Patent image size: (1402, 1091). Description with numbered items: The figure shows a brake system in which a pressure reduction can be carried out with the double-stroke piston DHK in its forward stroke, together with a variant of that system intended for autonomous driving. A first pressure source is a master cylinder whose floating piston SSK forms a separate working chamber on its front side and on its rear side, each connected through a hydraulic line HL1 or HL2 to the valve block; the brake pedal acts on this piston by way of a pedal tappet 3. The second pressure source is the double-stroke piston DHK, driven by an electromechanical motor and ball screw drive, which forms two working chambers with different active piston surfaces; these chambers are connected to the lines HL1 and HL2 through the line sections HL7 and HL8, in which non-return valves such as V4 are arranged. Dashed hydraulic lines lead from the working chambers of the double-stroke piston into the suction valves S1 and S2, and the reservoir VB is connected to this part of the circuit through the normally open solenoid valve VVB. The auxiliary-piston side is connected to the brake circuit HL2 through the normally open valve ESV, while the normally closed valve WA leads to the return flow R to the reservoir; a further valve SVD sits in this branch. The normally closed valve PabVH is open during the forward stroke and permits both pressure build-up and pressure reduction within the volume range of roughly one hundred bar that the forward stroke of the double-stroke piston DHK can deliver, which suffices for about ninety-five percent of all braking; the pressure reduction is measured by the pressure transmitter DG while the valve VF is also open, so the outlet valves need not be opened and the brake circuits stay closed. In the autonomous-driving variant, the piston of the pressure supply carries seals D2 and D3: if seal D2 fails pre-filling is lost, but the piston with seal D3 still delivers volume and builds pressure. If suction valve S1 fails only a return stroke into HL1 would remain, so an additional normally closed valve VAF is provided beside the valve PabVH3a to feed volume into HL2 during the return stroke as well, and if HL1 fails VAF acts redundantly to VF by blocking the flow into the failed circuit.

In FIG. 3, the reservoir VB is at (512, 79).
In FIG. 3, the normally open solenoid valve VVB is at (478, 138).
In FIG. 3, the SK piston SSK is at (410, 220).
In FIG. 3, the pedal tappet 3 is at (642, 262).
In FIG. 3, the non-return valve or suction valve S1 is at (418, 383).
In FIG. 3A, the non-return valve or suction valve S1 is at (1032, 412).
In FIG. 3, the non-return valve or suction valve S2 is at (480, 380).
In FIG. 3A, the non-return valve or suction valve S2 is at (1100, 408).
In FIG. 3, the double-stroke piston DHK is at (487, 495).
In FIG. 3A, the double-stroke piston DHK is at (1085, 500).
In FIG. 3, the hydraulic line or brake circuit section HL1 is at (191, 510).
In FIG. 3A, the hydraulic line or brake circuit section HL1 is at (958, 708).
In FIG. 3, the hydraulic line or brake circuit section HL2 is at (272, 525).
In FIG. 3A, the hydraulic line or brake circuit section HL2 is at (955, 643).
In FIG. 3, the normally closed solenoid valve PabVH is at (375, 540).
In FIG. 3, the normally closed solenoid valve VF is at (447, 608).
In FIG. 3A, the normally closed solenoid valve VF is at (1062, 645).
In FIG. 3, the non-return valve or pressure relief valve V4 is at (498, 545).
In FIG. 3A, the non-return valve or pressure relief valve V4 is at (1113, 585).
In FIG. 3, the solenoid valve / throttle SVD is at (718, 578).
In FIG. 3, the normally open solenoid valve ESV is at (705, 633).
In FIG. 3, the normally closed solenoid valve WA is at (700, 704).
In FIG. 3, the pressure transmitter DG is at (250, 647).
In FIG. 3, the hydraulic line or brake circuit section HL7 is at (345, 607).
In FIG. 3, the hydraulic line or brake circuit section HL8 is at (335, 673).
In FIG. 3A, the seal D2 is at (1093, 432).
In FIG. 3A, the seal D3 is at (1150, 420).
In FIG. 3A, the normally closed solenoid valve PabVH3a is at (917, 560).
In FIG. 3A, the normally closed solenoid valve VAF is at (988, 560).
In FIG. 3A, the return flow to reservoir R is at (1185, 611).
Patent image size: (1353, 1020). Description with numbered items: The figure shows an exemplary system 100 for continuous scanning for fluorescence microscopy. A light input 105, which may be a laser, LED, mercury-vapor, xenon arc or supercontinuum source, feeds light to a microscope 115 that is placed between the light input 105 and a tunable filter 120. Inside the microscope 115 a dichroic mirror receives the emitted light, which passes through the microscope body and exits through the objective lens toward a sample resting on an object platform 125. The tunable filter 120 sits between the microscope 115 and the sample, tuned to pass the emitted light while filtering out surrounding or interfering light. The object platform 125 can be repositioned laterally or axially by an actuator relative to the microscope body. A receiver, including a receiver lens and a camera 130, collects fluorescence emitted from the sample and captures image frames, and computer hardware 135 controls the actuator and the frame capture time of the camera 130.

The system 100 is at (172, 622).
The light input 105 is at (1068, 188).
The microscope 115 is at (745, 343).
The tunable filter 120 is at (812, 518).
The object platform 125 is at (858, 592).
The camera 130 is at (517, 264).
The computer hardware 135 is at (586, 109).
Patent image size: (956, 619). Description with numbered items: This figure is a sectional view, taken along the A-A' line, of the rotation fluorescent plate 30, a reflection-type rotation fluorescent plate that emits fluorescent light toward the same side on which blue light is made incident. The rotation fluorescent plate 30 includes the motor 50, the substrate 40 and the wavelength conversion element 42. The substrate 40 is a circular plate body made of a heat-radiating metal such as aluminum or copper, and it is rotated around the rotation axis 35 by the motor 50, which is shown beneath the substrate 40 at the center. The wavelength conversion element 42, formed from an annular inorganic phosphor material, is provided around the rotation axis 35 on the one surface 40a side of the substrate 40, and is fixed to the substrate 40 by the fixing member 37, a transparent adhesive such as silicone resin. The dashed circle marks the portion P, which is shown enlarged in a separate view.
+ + + +
• [Prompt]:
Quote all of the data above verbatim, line by line, without leaving anything out.

• [Solution to this problem]:
Patent image size: (1402, 1091). Description with numbered items: The figure shows a brake system in which a pressure reduction can be carried out with the double-stroke piston DHK in its forward stroke, together with a variant of that system intended for autonomous driving. A first pressure source is a master cylinder whose floating piston SSK forms a separate working chamber on its front side and on its rear side, each connected through a hydraulic line HL1 or HL2 to the valve block; the brake pedal acts on this piston by way of a pedal tappet 3. The second pressure source is the double-stroke piston DHK, driven by an electromechanical motor and ball screw drive, which forms two working chambers with different active piston surfaces; these chambers are connected to the lines HL1 and HL2 through the line sections HL7 and HL8, in which non-return valves such as V4 are arranged. Dashed hydraulic lines lead from the working chambers of the double-stroke piston into the suction valves S1 and S2, and the reservoir VB is connected to this part of the circuit through the normally open solenoid valve VVB. The auxiliary-piston side is connected to the brake circuit HL2 through the normally open valve ESV, while the normally closed valve WA leads to the return flow R to the reservoir; a further valve SVD sits in this branch. The normally closed valve PabVH is open during the forward stroke and permits both pressure build-up and pressure reduction within the volume range of roughly one hundred bar that the forward stroke of the double-stroke piston DHK can deliver, which suffices for about ninety-five percent of all braking; the pressure reduction is measured by the pressure transmitter DG while the valve VF is also open, so the outlet valves need not be opened and the brake circuits stay closed. In the autonomous-driving variant, the piston of the pressure supply carries seals D2 and D3: if seal D2 fails pre-filling is lost, but the piston with seal D3 still delivers volume and builds pressure. If suction valve S1 fails only a return stroke into HL1 would remain, so an additional normally closed valve VAF is provided beside the valve PabVH3a to feed volume into HL2 during the return stroke as well, and if HL1 fails VAF acts redundantly to VF by blocking the flow into the failed circuit.

In FIG. 3, the reservoir VB is at (512, 79).
In FIG. 3, the normally open solenoid valve VVB is at (478, 138).
In FIG. 3, the SK piston SSK is at (410, 220).
In FIG. 3, the pedal tappet 3 is at (642, 262).
In FIG. 3, the non-return valve or suction valve S1 is at (418, 383).
In FIG. 3A, the non-return valve or suction valve S1 is at (1032, 412).
In FIG. 3, the non-return valve or suction valve S2 is at (480, 380).
In FIG. 3A, the non-return valve or suction valve S2 is at (1100, 408).
In FIG. 3, the double-stroke piston DHK is at (487, 495).
In FIG. 3A, the double-stroke piston DHK is at (1085, 500).
In FIG. 3, the hydraulic line or brake circuit section HL1 is at (191, 510).
In FIG. 3A, the hydraulic line or brake circuit section HL1 is at (958, 708).
In FIG. 3, the hydraulic line or brake circuit section HL2 is at (272, 525).
In FIG. 3A, the hydraulic line or brake circuit section HL2 is at (955, 643).
In FIG. 3, the normally closed solenoid valve PabVH is at (375, 540).
In FIG. 3, the normally closed solenoid valve VF is at (447, 608).
In FIG. 3A, the normally closed solenoid valve VF is at (1062, 645).
In FIG. 3, the non-return valve or pressure relief valve V4 is at (498, 545).
In FIG. 3A, the non-return valve or pressure relief valve V4 is at (1113, 585).
In FIG. 3, the solenoid valve / throttle SVD is at (718, 578).
In FIG. 3, the normally open solenoid valve ESV is at (705, 633).
In FIG. 3, the normally closed solenoid valve WA is at (700, 704).
In FIG. 3, the pressure transmitter DG is at (250, 647).
In FIG. 3, the hydraulic line or brake circuit section HL7 is at (345, 607).
In FIG. 3, the hydraulic line or brake circuit section HL8 is at (335, 673).
In FIG. 3A, the seal D2 is at (1093, 432).
In FIG. 3A, the seal D3 is at (1150, 420).
In FIG. 3A, the normally closed solenoid valve PabVH3a is at (917, 560).
In FIG. 3A, the normally closed solenoid valve VAF is at (988, 560).
In FIG. 3A, the return flow to reservoir R is at (1185, 611).
Patent image size: (1353, 1020). Description with numbered items: The figure shows an exemplary system 100 for continuous scanning for fluorescence microscopy. A light input 105, which may be a laser, LED, mercury-vapor, xenon arc or supercontinuum source, feeds light to a microscope 115 that is placed between the light input 105 and a tunable filter 120. Inside the microscope 115 a dichroic mirror receives the emitted light, which passes through the microscope body and exits through the objective lens toward a sample resting on an object platform 125. The tunable filter 120 sits between the microscope 115 and the sample, tuned to pass the emitted light while filtering out surrounding or interfering light. The object platform 125 can be repositioned laterally or axially by an actuator relative to the microscope body. A receiver, including a receiver lens and a camera 130, collects fluorescence emitted from the sample and captures image frames, and computer hardware 135 controls the actuator and the frame capture time of the camera 130.

The system 100 is at (172, 622).
The light input 105 is at (1068, 188).
The microscope 115 is at (745, 343).
The tunable filter 120 is at (812, 518).
The object platform 125 is at (858, 592).
The camera 130 is at (517, 264).
The computer hardware 135 is at (586, 109).
Patent image size: (956, 619). Description with numbered items: This figure is a sectional view, taken along the A-A' line, of the rotation fluorescent plate 30, a reflection-type rotation fluorescent plate that emits fluorescent light toward the same side on which blue light is made incident. The rotation fluorescent plate 30 includes the motor 50, the substrate 40 and the wavelength conversion element 42. The substrate 40 is a circular plate body made of a heat-radiating metal such as aluminum or copper, and it is rotated around the rotation axis 35 by the motor 50, which is shown beneath the substrate 40 at the center. The wavelength conversion element 42, formed from an annular inorganic phosphor material, is provided around the rotation axis 35 on the one surface 40a side of the substrate 40, and is fixed to the substrate 40 by the fixing member 37, a transparent adhesive such as silicone resin. The dashed circle marks the portion P, which is shown enlarged in a separate view.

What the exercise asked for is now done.